▸ **WORK INSTRUCTIONS**
Return every line of the items below that contains the word "Hour", matching case exactly.
......
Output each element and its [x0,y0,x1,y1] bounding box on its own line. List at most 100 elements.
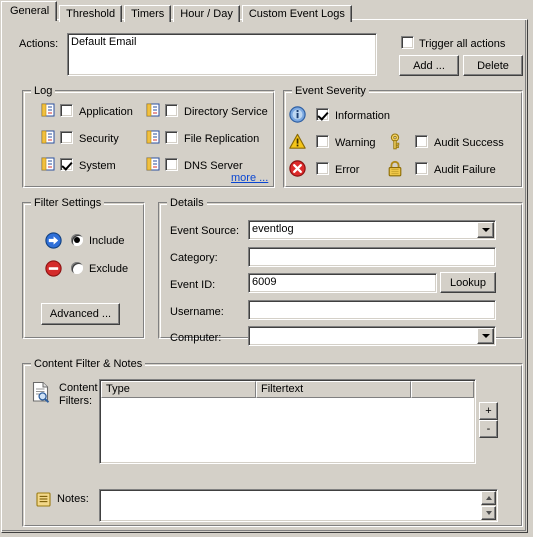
content-filters-label-line2: Filters: [59,395,92,407]
filter-settings-group-title: Filter Settings [31,197,105,209]
severity-warning-label: Warning [335,137,376,149]
notes-textarea[interactable] [99,489,498,522]
tab-general[interactable]: General [1,1,58,21]
log-dns-server-label: DNS Server [184,160,243,172]
notes-icon [36,492,51,510]
event-source-value: eventlog [252,223,294,235]
add-content-filter-button[interactable]: + [479,402,498,420]
log-directory-service-checkbox[interactable] [165,104,178,117]
lookup-button[interactable]: Lookup [440,272,496,293]
arrow-up-icon [485,496,492,500]
filter-exclude-label: Exclude [89,263,129,275]
key-icon [387,133,403,153]
computer-dropdown-arrow[interactable] [477,328,494,344]
trigger-all-actions-label: Trigger all actions [419,38,506,50]
username-label: Username: [170,306,224,318]
blue-arrow-right-icon [45,232,62,252]
add-action-button[interactable]: Add ... [399,55,459,76]
tab-hour-day-label: Hour / Day [180,8,233,20]
event-source-dropdown-arrow[interactable] [477,222,494,238]
log-directory-service-label: Directory Service [184,106,268,118]
content-filters-col-filtertext[interactable]: Filtertext [256,381,411,398]
event-id-input[interactable]: 6009 [248,273,437,293]
padlock-icon [387,160,403,180]
filter-exclude-radio[interactable] [71,262,83,274]
tab-general-label: General [10,5,50,17]
filter-include-radio[interactable] [71,234,83,246]
event-log-icon [41,130,55,147]
remove-content-filter-button[interactable]: - [479,420,498,438]
tab-threshold[interactable]: Threshold [59,5,123,22]
category-input[interactable] [248,247,496,267]
filter-include-label: Include [89,235,125,247]
username-input[interactable] [248,300,496,320]
notes-scroll-down-button[interactable] [481,506,496,520]
log-file-replication-checkbox[interactable] [165,131,178,144]
severity-error-checkbox[interactable] [316,162,329,175]
log-system-checkbox[interactable] [60,158,73,171]
event-log-icon [146,157,160,174]
content-filters-table[interactable]: Type Filtertext [99,379,476,464]
log-system-label: System [79,160,116,172]
severity-warning-checkbox[interactable] [316,135,329,148]
tab-strip: General Threshold Timers Hour / Day Cust… [1,1,354,22]
event-log-icon [41,103,55,120]
information-icon [289,106,306,126]
add-action-label: Add ... [413,59,445,72]
content-filters-label-line1: Content [59,382,98,394]
log-file-replication-label: File Replication [184,133,260,145]
severity-error-label: Error [335,164,360,176]
tab-hour-day[interactable]: Hour / Day [173,5,240,22]
error-icon [289,160,306,180]
remove-content-filter-label: - [486,423,491,435]
advanced-button-label: Advanced ... [49,308,112,320]
severity-information-checkbox[interactable] [316,108,329,121]
event-log-properties-dialog: General Threshold Timers Hour / Day Cust… [0,0,533,537]
notes-scroll-up-button[interactable] [481,491,496,505]
severity-audit-success-checkbox[interactable] [415,135,428,148]
severity-audit-failure-label: Audit Failure [434,164,496,176]
red-minus-icon [45,260,62,280]
event-source-label: Event Source: [170,225,240,237]
computer-label: Computer: [170,332,222,344]
arrow-down-icon [485,511,492,515]
tab-timers[interactable]: Timers [124,5,172,22]
log-security-label: Security [79,133,119,145]
event-id-label: Event ID: [170,279,216,291]
tab-timers-label: Timers [131,8,165,20]
event-source-combobox[interactable]: eventlog [248,220,496,240]
add-content-filter-label: + [485,405,492,417]
tab-threshold-label: Threshold [66,8,116,20]
delete-action-button[interactable]: Delete [463,55,523,76]
log-more-link[interactable]: more ... [231,172,268,184]
category-label: Category: [170,252,218,264]
severity-information-label: Information [335,110,391,122]
chevron-down-icon [481,228,490,232]
log-dns-server-checkbox[interactable] [165,158,178,171]
event-log-icon [146,103,160,120]
severity-audit-success-label: Audit Success [434,137,504,149]
advanced-button[interactable]: Advanced ... [41,303,120,325]
trigger-all-actions-checkbox[interactable] [401,36,414,49]
event-log-icon [41,157,55,174]
severity-audit-failure-checkbox[interactable] [415,162,428,175]
lookup-button-label: Lookup [449,276,487,289]
notes-scrollbar[interactable] [481,491,496,520]
content-filter-notes-group-title: Content Filter & Notes [31,358,146,370]
delete-action-label: Delete [477,59,509,72]
log-group-title: Log [31,85,56,97]
actions-selected-item: Default Email [71,36,137,48]
actions-listbox[interactable]: Default Email [67,33,377,76]
computer-combobox[interactable] [248,326,496,346]
content-filters-table-header: Type Filtertext [101,381,474,398]
log-application-checkbox[interactable] [60,104,73,117]
content-filters-col-extra[interactable] [411,381,474,398]
notes-label: Notes: [57,493,89,505]
document-search-icon [31,381,51,406]
details-group-title: Details [167,197,207,209]
tab-custom-event-logs[interactable]: Custom Event Logs [241,5,352,22]
actions-label: Actions: [19,38,59,50]
log-security-checkbox[interactable] [60,131,73,144]
event-severity-group-title: Event Severity [292,85,369,97]
content-filters-col-type[interactable]: Type [101,381,256,398]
......
▸ **TASK OUTPUT**
tab-hour-day-label: Hour / Day [180,8,233,20]
tab-strip: General Threshold Timers Hour / Day Cust… [1,1,354,22]
tab-hour-day[interactable]: Hour / Day [173,5,240,22]
event-log-properties-dialog: General Threshold Timers Hour / Day Cust… [0,0,533,537]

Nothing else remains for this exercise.